> _Exercise instructions_: Search the data for the word "salle" and copy every line where it occurs.

— Start Extracted material —

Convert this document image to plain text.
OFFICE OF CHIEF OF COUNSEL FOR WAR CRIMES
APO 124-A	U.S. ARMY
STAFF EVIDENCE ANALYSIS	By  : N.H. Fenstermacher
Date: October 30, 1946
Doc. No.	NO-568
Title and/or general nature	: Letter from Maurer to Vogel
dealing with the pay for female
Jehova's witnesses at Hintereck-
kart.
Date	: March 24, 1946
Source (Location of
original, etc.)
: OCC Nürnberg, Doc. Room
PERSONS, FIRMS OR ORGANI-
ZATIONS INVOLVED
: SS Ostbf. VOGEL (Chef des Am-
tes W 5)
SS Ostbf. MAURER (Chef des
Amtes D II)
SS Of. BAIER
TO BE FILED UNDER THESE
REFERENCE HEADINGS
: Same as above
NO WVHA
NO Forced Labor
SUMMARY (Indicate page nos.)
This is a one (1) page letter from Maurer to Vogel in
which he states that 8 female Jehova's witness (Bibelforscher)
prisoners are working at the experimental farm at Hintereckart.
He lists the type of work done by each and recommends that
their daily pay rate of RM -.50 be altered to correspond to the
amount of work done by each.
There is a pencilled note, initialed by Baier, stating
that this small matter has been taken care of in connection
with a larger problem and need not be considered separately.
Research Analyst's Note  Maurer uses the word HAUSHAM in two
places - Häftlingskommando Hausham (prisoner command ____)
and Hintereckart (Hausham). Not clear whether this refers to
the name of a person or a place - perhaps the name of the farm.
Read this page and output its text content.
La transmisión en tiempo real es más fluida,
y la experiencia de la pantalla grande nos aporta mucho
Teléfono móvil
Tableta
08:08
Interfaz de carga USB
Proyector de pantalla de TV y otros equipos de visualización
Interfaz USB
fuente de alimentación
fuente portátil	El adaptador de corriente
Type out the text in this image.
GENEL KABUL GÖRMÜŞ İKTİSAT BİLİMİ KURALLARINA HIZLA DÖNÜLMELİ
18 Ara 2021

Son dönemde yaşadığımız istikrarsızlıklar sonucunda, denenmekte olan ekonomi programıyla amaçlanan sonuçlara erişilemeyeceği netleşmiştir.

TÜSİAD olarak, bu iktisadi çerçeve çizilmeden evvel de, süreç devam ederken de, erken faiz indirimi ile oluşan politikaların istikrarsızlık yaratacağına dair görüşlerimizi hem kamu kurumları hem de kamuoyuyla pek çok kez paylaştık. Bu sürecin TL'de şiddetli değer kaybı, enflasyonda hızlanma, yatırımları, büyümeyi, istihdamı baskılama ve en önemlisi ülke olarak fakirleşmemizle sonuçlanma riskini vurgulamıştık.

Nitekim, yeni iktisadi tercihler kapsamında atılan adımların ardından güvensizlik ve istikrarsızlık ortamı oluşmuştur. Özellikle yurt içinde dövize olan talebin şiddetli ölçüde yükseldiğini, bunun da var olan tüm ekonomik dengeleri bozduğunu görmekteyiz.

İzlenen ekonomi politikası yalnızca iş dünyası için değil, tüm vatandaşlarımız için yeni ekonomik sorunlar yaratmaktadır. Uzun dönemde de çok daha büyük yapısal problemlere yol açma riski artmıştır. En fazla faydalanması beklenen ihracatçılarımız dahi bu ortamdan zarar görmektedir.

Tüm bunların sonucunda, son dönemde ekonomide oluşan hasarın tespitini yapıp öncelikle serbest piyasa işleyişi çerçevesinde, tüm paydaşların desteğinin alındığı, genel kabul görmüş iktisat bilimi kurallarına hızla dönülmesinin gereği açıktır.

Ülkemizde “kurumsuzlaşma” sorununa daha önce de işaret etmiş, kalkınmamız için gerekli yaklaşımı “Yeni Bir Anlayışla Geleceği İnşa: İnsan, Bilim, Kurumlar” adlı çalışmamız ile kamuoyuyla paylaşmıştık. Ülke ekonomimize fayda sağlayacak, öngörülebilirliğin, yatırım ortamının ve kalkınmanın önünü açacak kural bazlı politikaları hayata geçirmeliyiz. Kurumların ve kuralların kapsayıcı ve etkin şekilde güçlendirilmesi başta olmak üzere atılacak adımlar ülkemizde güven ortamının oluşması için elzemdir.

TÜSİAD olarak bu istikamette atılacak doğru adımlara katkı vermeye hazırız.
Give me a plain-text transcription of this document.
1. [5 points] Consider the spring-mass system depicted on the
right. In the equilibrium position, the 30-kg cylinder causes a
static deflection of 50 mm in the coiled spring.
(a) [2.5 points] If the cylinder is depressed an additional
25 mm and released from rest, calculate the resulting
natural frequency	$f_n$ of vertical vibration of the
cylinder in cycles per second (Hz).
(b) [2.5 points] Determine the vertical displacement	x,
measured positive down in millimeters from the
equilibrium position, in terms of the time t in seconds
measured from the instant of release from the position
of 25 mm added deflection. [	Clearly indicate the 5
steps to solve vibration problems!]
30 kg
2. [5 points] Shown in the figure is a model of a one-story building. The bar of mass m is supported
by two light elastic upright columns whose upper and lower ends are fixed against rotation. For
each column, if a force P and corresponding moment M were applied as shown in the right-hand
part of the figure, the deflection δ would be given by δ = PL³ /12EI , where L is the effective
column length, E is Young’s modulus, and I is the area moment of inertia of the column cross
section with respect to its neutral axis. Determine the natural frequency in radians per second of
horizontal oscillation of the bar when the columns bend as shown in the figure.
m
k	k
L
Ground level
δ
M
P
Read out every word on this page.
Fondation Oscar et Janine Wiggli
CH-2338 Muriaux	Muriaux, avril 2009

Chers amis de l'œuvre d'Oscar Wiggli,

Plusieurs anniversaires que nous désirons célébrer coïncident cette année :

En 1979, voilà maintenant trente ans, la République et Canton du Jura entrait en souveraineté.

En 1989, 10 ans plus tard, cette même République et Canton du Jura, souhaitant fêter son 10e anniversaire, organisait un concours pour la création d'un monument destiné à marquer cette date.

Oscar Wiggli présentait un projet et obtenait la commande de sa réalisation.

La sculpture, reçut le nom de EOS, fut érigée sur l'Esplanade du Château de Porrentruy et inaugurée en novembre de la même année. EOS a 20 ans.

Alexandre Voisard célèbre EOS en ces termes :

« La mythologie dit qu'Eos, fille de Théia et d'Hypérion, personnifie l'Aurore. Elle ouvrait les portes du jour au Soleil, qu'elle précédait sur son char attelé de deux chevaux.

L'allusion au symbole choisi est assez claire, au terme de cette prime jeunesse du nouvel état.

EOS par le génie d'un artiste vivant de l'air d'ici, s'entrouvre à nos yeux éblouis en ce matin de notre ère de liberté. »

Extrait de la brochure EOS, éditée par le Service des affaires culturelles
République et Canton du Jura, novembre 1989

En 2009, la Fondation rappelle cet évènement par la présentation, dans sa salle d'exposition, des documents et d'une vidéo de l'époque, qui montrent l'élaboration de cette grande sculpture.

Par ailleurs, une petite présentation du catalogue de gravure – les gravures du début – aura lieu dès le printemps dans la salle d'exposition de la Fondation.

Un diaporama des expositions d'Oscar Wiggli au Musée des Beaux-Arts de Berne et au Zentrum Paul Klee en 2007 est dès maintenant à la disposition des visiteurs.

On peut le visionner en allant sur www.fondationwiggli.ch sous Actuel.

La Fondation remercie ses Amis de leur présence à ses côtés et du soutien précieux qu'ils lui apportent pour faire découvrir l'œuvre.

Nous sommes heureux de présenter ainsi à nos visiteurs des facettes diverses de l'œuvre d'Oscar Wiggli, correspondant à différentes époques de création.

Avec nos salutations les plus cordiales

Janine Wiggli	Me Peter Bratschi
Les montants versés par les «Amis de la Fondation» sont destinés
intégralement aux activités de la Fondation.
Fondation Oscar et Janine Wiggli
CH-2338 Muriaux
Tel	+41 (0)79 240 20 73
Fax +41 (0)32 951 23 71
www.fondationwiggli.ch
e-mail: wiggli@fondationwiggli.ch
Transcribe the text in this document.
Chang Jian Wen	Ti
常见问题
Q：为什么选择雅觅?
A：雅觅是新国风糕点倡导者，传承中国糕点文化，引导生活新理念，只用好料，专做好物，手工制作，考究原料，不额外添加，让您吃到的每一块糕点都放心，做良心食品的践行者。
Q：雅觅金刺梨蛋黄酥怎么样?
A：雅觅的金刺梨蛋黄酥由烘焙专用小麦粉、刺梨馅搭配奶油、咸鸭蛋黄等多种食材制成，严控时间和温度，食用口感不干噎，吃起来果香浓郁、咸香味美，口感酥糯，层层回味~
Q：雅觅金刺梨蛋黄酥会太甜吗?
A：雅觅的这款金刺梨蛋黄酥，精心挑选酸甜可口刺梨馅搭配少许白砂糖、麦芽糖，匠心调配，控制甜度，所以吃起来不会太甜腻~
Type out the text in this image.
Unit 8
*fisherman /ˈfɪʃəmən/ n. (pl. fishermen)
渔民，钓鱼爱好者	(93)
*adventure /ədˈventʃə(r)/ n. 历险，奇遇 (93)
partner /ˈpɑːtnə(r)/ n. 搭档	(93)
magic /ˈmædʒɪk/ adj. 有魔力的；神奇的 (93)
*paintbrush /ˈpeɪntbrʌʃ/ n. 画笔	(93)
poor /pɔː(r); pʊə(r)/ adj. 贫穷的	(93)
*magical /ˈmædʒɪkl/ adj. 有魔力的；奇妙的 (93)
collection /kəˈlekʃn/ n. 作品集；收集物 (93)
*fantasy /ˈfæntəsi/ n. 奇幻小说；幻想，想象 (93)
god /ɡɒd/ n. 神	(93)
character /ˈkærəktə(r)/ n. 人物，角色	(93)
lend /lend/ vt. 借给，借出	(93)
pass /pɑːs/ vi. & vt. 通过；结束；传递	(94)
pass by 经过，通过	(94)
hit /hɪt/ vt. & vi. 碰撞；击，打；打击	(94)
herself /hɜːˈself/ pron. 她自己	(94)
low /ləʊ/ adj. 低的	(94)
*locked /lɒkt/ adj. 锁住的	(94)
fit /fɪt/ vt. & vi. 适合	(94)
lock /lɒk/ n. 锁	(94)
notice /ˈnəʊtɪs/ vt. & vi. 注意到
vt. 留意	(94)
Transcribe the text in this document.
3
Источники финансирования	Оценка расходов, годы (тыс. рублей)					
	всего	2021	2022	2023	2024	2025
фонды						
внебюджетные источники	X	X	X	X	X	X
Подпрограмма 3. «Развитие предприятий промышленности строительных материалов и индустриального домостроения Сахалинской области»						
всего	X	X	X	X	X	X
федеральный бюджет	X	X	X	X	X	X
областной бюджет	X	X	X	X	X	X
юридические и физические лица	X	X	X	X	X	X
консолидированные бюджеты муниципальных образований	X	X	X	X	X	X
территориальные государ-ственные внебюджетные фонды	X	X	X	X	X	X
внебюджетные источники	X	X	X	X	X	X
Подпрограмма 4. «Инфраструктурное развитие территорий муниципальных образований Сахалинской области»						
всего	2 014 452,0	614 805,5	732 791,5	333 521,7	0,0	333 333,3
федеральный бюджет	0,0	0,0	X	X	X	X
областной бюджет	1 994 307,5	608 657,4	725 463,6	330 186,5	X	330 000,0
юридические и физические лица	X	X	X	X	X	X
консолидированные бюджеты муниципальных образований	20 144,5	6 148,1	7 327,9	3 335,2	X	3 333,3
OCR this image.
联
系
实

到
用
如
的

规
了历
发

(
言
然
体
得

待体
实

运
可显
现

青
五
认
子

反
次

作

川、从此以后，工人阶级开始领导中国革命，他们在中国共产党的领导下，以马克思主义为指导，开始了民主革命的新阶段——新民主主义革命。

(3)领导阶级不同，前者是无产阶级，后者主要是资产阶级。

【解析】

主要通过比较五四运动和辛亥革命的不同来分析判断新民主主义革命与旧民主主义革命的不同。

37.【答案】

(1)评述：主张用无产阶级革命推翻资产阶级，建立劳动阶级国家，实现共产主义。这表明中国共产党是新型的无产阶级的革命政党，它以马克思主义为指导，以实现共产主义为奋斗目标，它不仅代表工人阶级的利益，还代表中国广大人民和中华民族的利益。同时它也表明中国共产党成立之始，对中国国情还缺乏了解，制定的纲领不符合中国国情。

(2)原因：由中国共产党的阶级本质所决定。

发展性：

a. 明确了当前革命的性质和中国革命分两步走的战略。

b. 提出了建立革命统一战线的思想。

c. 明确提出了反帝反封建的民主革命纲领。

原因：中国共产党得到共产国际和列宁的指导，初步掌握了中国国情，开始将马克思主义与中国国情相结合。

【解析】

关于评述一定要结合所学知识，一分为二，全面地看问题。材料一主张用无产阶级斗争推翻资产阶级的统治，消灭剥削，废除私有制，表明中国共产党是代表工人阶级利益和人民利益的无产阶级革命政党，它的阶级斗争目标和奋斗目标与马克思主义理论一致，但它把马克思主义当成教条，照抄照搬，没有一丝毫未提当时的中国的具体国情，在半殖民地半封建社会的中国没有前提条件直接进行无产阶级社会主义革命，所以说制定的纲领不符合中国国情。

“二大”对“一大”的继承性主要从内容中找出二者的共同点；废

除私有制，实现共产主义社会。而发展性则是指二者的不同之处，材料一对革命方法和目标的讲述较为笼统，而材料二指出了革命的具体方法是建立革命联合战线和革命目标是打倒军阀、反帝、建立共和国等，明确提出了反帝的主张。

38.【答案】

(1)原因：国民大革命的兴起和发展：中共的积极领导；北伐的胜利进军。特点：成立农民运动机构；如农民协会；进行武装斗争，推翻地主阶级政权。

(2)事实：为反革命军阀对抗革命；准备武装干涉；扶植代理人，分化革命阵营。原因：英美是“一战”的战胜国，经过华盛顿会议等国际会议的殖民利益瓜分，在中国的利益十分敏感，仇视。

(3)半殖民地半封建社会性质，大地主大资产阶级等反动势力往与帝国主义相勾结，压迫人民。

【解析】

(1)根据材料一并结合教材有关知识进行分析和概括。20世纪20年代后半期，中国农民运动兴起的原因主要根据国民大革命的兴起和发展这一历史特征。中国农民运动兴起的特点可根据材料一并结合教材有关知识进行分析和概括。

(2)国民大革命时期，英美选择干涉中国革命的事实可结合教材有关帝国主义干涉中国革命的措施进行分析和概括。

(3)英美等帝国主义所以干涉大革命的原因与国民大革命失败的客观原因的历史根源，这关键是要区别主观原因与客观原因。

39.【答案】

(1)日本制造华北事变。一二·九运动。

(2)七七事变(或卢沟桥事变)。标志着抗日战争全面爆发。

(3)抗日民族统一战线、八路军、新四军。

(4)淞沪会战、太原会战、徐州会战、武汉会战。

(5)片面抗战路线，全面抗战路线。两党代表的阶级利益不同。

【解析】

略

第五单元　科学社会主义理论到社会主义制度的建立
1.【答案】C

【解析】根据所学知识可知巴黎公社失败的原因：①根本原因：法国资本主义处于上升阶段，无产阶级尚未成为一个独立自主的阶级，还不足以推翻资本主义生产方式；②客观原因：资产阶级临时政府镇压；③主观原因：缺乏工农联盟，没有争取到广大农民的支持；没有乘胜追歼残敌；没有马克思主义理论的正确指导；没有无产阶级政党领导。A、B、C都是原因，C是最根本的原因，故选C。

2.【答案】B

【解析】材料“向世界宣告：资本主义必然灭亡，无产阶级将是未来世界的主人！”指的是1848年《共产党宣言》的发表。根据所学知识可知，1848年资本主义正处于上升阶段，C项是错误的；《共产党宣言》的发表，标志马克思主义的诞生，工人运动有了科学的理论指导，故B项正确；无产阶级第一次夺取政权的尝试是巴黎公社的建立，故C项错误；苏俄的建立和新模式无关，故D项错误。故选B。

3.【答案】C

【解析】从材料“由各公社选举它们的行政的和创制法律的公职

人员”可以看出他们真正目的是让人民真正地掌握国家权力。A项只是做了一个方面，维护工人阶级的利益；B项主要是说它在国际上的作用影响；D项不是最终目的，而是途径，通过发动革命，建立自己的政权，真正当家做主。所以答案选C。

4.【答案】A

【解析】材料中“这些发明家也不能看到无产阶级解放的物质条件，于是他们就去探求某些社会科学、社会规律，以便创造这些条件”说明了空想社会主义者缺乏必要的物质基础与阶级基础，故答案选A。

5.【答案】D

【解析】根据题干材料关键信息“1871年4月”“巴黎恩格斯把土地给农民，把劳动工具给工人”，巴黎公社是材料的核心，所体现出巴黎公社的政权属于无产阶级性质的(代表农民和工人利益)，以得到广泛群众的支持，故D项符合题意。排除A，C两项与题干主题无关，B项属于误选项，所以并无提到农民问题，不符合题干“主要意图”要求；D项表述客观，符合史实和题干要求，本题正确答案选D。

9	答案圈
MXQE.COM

— End Extracted material —

> _Exercise response_:
En 2009, la Fondation rappelle cet évènement par la présentation, dans sa salle d'exposition, des documents et d'une vidéo de l'époque, qui montrent l'élaboration de cette grande sculpture.
Par ailleurs, une petite présentation du catalogue de gravure – les gravures du début – aura lieu dès le printemps dans la salle d'exposition de la Fondation.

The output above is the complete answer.